• _What to produce_
Work through the data and report how many lines include the string "title", giving the number alone.

** start Data provided **

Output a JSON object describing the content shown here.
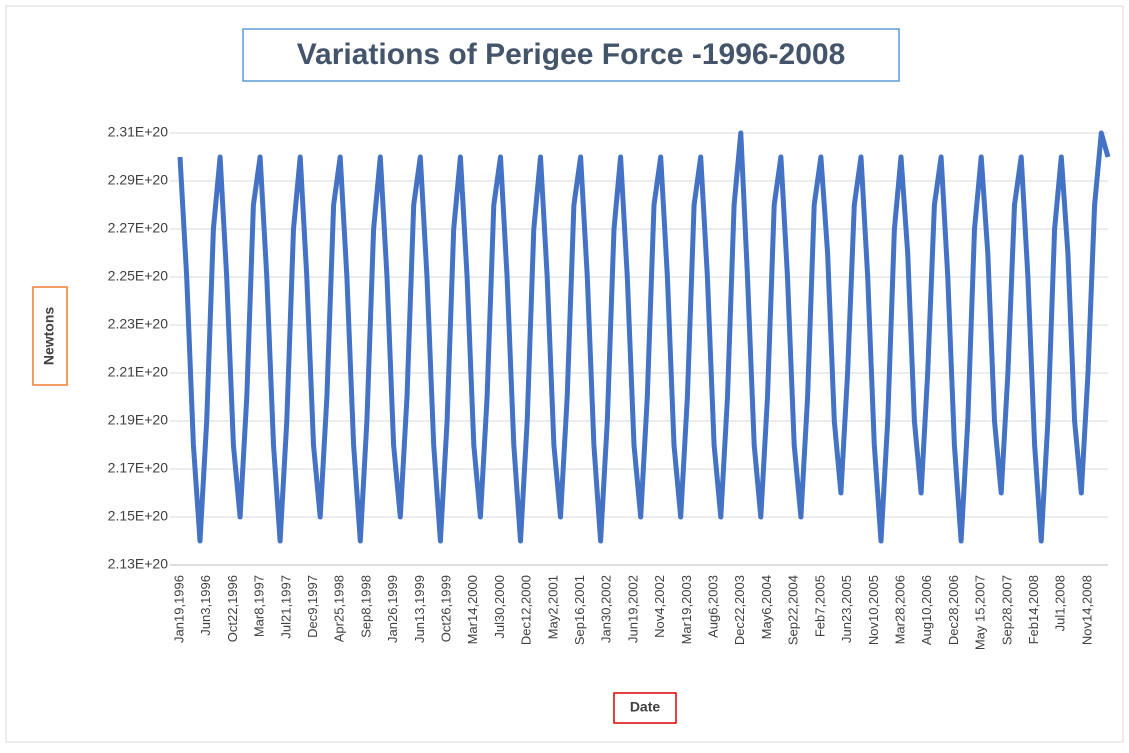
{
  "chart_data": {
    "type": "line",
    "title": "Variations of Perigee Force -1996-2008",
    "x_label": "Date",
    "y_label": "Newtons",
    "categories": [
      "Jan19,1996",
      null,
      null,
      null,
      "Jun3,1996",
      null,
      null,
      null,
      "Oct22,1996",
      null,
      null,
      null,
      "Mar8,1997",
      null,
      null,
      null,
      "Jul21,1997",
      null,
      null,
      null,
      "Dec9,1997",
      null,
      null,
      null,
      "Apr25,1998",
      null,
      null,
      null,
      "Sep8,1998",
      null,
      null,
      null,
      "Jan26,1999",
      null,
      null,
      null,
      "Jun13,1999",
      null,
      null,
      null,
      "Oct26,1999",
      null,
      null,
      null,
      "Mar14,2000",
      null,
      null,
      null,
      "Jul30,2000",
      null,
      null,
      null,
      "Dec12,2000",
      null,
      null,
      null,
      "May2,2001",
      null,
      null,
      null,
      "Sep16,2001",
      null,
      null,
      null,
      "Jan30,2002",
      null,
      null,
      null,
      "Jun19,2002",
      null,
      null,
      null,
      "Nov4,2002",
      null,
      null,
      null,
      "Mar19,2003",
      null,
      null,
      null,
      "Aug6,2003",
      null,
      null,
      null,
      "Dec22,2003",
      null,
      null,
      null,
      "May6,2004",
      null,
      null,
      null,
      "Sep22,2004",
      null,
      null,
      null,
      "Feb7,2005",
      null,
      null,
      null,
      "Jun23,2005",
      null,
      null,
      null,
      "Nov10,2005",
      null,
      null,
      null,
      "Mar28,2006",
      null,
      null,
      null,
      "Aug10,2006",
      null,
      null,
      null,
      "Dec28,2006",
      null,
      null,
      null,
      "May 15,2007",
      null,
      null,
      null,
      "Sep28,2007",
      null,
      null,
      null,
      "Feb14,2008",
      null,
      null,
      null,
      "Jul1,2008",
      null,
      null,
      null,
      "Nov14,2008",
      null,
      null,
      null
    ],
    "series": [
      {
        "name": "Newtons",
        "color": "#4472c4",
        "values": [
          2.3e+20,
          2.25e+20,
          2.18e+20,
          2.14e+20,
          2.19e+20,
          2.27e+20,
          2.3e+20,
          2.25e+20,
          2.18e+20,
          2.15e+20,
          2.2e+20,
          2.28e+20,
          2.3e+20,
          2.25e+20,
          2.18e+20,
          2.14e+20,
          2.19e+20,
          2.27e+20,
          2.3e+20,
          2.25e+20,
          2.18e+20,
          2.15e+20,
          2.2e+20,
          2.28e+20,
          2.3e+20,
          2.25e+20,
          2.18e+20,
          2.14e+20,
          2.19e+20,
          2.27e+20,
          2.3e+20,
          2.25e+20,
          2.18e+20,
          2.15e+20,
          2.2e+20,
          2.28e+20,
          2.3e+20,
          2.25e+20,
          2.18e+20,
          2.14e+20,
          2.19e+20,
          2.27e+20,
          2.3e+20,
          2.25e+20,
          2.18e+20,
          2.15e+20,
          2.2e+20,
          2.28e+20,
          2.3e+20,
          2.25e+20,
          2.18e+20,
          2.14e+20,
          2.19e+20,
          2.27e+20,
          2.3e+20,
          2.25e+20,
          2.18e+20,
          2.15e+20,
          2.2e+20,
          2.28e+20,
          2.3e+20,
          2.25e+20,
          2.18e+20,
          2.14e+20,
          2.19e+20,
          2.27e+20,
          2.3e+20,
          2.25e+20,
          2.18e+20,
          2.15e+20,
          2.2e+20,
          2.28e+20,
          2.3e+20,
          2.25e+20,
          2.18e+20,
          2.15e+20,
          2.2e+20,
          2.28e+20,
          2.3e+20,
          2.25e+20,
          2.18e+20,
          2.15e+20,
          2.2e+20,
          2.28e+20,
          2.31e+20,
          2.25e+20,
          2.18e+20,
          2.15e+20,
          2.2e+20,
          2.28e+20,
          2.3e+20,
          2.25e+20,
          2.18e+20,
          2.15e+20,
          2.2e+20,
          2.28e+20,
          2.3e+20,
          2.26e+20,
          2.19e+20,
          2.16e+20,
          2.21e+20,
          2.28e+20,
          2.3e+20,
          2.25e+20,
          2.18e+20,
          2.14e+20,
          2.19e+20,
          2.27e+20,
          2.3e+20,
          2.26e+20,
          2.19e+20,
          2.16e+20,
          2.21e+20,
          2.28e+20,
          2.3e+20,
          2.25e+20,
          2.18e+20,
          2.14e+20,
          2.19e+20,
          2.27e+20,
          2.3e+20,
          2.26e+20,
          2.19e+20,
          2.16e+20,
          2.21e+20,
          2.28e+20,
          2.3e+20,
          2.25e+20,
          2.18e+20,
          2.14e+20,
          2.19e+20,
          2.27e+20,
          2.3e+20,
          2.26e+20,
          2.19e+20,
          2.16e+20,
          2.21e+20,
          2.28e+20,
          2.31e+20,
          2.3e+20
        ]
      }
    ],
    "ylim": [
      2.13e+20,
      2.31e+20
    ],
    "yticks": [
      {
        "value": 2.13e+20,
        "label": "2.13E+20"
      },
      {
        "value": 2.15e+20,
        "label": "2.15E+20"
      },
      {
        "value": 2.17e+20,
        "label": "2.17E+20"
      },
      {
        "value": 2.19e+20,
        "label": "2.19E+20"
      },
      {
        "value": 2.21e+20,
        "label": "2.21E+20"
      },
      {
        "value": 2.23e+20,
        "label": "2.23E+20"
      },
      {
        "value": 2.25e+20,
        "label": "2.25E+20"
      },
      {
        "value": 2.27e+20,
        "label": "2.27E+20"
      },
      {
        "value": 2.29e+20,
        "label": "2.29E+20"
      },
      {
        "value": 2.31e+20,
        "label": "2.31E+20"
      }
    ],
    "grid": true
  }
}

** end Data provided **
** start Data provided **

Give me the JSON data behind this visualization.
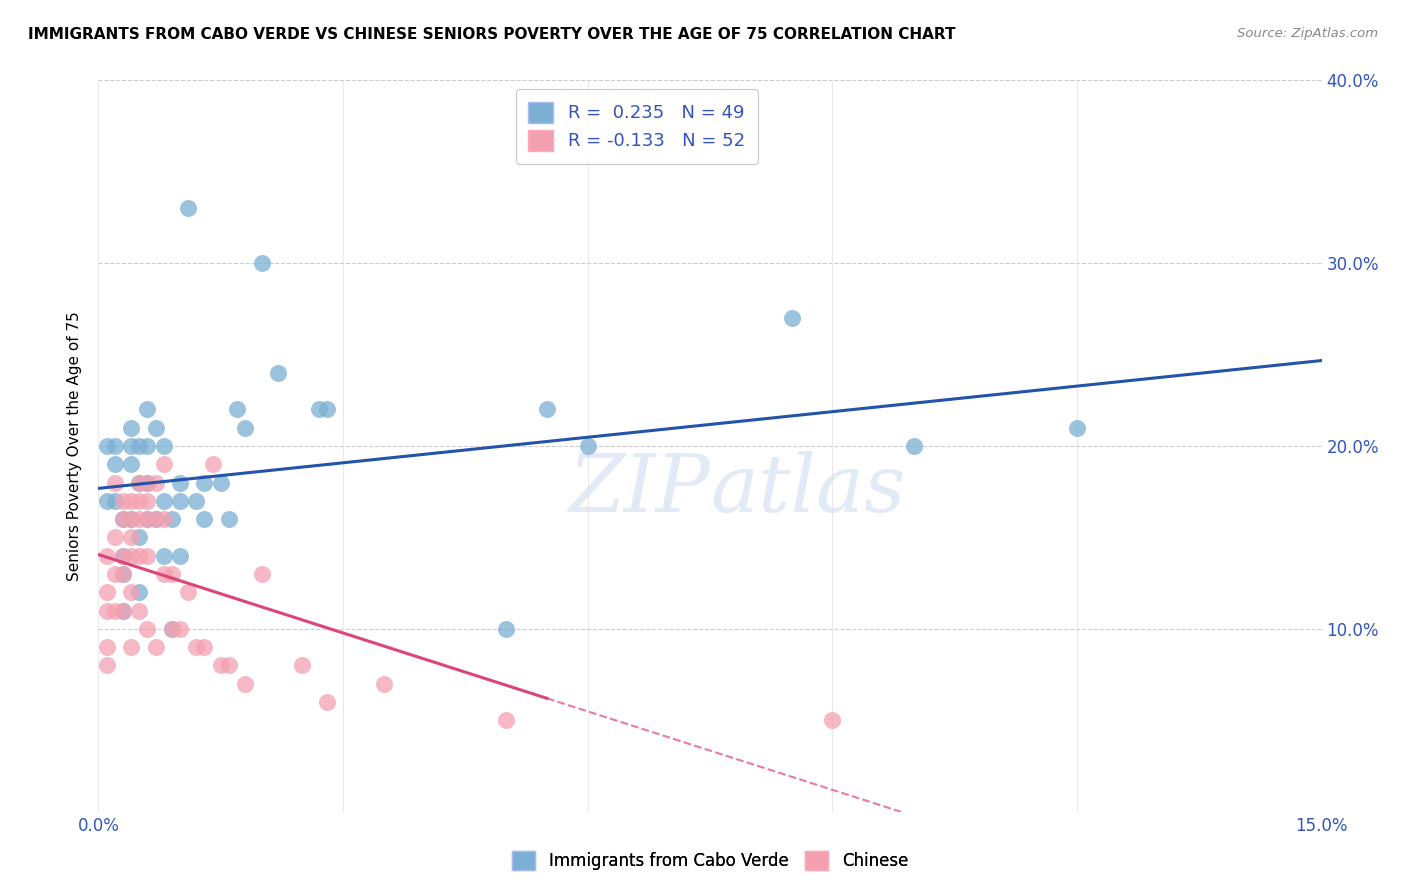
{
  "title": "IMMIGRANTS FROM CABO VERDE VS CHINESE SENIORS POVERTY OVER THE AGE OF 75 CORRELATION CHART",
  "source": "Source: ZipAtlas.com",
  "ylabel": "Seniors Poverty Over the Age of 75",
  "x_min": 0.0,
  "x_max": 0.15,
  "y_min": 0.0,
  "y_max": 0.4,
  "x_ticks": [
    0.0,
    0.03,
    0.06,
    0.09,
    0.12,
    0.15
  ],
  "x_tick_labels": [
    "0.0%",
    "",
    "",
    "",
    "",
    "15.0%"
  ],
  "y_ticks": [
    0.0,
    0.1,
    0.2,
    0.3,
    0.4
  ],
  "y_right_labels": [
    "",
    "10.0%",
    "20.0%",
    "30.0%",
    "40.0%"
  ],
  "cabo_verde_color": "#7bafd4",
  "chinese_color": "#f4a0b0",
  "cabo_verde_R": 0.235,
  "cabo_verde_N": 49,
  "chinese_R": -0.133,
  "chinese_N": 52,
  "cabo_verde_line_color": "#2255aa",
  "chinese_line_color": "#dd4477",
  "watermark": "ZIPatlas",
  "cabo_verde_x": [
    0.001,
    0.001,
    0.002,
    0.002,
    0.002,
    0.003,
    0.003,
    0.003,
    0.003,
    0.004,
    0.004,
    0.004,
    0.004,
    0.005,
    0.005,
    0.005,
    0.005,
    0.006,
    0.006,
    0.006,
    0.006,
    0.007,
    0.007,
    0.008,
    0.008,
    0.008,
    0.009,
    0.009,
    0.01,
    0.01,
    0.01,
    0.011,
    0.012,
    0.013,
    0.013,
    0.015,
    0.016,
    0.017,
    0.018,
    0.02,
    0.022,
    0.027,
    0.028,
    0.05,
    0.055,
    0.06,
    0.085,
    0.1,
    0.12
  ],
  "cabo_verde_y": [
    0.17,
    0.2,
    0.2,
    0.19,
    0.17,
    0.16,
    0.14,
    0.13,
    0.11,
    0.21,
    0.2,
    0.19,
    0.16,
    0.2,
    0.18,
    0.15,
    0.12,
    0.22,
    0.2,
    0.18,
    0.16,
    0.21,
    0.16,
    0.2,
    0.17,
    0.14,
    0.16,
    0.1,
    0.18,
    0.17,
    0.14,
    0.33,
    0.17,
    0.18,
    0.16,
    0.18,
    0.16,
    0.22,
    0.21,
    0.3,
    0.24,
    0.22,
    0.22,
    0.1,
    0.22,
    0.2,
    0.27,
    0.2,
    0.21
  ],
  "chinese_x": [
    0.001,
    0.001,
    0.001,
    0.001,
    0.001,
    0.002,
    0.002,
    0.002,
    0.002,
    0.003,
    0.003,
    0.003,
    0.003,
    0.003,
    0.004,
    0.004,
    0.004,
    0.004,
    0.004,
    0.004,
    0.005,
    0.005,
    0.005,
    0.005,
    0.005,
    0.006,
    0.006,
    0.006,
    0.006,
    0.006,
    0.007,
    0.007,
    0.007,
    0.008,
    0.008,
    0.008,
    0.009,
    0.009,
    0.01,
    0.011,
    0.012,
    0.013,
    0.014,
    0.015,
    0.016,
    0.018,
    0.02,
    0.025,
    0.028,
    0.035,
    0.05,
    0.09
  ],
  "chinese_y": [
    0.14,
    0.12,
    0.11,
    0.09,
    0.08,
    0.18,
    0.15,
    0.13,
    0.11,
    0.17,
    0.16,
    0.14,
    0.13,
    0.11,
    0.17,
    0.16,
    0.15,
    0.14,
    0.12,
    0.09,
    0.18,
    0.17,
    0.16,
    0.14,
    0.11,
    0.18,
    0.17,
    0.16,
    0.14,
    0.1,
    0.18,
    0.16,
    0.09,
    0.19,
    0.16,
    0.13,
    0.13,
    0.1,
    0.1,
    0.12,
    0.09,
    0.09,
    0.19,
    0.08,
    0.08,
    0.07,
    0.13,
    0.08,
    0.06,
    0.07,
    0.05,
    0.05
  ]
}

** end Data provided **

• _Solution_
2